[Data excerpts]
▽

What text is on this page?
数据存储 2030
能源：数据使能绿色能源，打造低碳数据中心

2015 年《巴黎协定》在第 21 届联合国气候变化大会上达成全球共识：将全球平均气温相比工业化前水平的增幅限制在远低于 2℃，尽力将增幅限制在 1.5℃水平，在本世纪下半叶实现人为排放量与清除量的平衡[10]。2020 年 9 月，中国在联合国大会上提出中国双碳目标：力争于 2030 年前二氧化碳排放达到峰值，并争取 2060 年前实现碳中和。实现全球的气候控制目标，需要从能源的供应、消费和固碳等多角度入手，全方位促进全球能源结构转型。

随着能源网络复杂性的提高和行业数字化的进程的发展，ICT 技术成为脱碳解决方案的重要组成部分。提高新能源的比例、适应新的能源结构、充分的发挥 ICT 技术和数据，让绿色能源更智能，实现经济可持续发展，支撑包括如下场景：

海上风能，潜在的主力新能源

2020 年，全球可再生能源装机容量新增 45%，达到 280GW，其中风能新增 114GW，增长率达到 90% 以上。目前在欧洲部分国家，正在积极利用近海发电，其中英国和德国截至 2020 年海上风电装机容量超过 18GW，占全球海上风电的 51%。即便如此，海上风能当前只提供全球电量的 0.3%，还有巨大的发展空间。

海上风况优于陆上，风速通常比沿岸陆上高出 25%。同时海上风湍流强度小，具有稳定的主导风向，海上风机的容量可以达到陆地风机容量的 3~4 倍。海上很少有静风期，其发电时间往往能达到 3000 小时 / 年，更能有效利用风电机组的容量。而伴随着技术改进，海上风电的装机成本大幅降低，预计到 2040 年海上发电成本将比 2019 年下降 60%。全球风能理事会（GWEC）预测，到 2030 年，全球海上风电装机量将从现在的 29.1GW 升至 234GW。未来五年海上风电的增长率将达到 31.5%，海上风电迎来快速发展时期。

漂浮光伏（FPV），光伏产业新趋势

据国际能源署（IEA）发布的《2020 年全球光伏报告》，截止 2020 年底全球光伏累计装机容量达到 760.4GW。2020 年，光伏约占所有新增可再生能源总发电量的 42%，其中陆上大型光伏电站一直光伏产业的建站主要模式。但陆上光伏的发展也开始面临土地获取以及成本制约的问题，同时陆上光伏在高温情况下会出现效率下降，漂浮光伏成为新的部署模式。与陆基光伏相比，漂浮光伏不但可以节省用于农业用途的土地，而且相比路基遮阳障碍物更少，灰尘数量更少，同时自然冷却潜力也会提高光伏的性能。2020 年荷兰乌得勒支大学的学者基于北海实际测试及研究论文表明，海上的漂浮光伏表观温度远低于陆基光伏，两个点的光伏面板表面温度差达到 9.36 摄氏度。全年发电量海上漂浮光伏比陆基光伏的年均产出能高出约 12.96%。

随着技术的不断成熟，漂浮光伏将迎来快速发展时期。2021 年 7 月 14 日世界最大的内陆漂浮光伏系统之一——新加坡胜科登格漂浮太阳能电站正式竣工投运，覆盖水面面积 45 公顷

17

△
▽

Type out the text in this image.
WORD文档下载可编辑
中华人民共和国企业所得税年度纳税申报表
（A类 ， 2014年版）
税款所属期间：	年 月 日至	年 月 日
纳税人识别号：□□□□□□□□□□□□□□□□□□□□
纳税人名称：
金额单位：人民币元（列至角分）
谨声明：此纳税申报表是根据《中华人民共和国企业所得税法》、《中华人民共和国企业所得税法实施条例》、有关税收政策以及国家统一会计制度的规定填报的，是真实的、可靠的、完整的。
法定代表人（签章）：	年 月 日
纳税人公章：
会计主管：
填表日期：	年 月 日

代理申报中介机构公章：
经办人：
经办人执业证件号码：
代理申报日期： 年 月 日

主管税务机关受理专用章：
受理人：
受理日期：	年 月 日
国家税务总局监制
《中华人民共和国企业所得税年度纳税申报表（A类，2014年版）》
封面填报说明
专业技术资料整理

△
▽

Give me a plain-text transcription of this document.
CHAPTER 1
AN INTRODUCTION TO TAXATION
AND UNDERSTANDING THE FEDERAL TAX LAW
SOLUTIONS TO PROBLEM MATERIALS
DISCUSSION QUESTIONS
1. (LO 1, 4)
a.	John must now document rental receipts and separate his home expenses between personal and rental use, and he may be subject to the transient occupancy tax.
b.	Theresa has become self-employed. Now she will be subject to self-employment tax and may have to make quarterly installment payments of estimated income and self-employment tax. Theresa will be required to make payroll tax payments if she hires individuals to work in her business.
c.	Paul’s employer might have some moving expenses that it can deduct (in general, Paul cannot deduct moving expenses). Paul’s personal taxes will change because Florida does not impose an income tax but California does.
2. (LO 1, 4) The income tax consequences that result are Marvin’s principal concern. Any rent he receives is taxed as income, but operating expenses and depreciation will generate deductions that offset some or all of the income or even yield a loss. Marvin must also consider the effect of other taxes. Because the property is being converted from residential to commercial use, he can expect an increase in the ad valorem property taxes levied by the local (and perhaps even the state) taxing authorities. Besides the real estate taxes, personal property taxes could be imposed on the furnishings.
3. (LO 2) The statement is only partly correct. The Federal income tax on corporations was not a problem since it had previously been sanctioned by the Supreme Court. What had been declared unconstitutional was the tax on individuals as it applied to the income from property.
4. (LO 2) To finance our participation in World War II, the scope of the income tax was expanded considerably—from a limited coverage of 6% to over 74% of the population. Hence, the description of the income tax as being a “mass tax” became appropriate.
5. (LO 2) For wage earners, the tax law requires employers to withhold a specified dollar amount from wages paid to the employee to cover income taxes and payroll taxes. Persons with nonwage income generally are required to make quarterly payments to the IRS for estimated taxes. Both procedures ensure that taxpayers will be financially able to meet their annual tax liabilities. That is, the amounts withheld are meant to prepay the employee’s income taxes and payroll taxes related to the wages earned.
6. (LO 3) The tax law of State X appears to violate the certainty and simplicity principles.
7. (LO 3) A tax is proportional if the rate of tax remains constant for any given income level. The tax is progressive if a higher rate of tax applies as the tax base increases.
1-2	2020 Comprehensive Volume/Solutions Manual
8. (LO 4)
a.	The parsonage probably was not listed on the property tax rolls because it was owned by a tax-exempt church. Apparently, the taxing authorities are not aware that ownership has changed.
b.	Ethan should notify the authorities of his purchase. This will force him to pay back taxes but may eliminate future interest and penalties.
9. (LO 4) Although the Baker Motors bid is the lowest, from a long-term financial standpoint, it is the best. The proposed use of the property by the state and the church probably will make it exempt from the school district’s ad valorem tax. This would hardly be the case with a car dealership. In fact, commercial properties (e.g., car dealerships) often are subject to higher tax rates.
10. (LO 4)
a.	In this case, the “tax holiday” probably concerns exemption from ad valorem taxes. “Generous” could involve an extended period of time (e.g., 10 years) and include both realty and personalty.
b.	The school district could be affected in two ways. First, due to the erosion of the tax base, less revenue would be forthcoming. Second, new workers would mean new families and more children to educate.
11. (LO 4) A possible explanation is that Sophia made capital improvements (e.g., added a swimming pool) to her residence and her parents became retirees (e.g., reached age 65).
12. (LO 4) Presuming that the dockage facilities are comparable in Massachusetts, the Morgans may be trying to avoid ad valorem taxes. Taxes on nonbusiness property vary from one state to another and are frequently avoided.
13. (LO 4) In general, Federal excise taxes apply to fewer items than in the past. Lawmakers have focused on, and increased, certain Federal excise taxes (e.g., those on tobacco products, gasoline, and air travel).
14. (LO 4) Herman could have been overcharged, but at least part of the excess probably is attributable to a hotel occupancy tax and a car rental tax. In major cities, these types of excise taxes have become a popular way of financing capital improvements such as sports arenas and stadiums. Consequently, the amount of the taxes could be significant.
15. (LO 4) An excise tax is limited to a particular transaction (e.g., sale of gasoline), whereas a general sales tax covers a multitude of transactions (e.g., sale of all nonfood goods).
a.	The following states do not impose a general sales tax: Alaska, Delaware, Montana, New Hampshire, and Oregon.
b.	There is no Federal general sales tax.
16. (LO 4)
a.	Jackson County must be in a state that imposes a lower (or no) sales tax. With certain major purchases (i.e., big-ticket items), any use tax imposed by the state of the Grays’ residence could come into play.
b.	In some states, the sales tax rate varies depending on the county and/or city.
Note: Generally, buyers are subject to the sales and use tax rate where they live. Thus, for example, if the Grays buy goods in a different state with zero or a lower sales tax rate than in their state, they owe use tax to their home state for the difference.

△

EXERCISE DIRECTIONS:
Go through the material line by line. Show each line that contains the string "中华人民共和国企业所得税年度纳税申报表".

ANSWER TO THIS PROBLEM:
中华人民共和国企业所得税年度纳税申报表
《中华人民共和国企业所得税年度纳税申报表（A类，2014年版）》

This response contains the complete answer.